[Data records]
-=-=-
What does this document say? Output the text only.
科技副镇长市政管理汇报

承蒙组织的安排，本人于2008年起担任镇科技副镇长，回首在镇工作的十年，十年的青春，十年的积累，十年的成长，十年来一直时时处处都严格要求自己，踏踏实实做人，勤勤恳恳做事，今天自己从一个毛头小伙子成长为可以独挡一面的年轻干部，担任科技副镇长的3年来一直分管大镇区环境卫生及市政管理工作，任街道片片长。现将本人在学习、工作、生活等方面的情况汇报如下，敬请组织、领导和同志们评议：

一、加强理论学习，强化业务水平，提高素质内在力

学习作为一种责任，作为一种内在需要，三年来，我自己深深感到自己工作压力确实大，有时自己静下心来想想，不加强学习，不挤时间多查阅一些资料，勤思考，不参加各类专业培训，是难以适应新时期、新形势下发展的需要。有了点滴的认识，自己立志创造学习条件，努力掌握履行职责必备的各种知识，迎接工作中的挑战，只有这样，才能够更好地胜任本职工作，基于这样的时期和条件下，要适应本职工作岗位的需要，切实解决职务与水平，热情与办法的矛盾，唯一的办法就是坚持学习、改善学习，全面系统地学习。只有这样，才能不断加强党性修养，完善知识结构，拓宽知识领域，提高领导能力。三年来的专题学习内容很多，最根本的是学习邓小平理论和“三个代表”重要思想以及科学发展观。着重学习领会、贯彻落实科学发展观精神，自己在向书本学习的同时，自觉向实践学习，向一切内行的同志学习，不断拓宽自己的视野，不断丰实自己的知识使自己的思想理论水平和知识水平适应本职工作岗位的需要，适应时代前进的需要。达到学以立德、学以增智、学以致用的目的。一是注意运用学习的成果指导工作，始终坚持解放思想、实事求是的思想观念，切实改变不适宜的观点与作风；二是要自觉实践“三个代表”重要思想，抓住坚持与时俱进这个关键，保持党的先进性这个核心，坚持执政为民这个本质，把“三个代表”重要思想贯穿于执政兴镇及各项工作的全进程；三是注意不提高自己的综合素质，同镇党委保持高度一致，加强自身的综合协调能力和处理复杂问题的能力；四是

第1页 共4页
-=-=-
REQUIRED TASK: All of the data needs to be printed once more, exactly.

EXERCISE RESPONSE:
What does this document say? Output the text only.
科技副镇长市政管理汇报

承蒙组织的安排，本人于2008年起担任镇科技副镇长，回首在镇工作的十年，十年的青春，十年的积累，十年的成长，十年来一直时时处处都严格要求自己，踏踏实实做人，勤勤恳恳做事，今天自己从一个毛头小伙子成长为可以独挡一面的年轻干部，担任科技副镇长的3年来一直分管大镇区环境卫生及市政管理工作，任街道片片长。现将本人在学习、工作、生活等方面的情况汇报如下，敬请组织、领导和同志们评议：

一、加强理论学习，强化业务水平，提高素质内在力

学习作为一种责任，作为一种内在需要，三年来，我自己深深感到自己工作压力确实大，有时自己静下心来想想，不加强学习，不挤时间多查阅一些资料，勤思考，不参加各类专业培训，是难以适应新时期、新形势下发展的需要。有了点滴的认识，自己立志创造学习条件，努力掌握履行职责必备的各种知识，迎接工作中的挑战，只有这样，才能够更好地胜任本职工作，基于这样的时期和条件下，要适应本职工作岗位的需要，切实解决职务与水平，热情与办法的矛盾，唯一的办法就是坚持学习、改善学习，全面系统地学习。只有这样，才能不断加强党性修养，完善知识结构，拓宽知识领域，提高领导能力。三年来的专题学习内容很多，最根本的是学习邓小平理论和“三个代表”重要思想以及科学发展观。着重学习领会、贯彻落实科学发展观精神，自己在向书本学习的同时，自觉向实践学习，向一切内行的同志学习，不断拓宽自己的视野，不断丰实自己的知识使自己的思想理论水平和知识水平适应本职工作岗位的需要，适应时代前进的需要。达到学以立德、学以增智、学以致用的目的。一是注意运用学习的成果指导工作，始终坚持解放思想、实事求是的思想观念，切实改变不适宜的观点与作风；二是要自觉实践“三个代表”重要思想，抓住坚持与时俱进这个关键，保持党的先进性这个核心，坚持执政为民这个本质，把“三个代表”重要思想贯穿于执政兴镇及各项工作的全进程；三是注意不提高自己的综合素质，同镇党委保持高度一致，加强自身的综合协调能力和处理复杂问题的能力；四是

第1页 共4页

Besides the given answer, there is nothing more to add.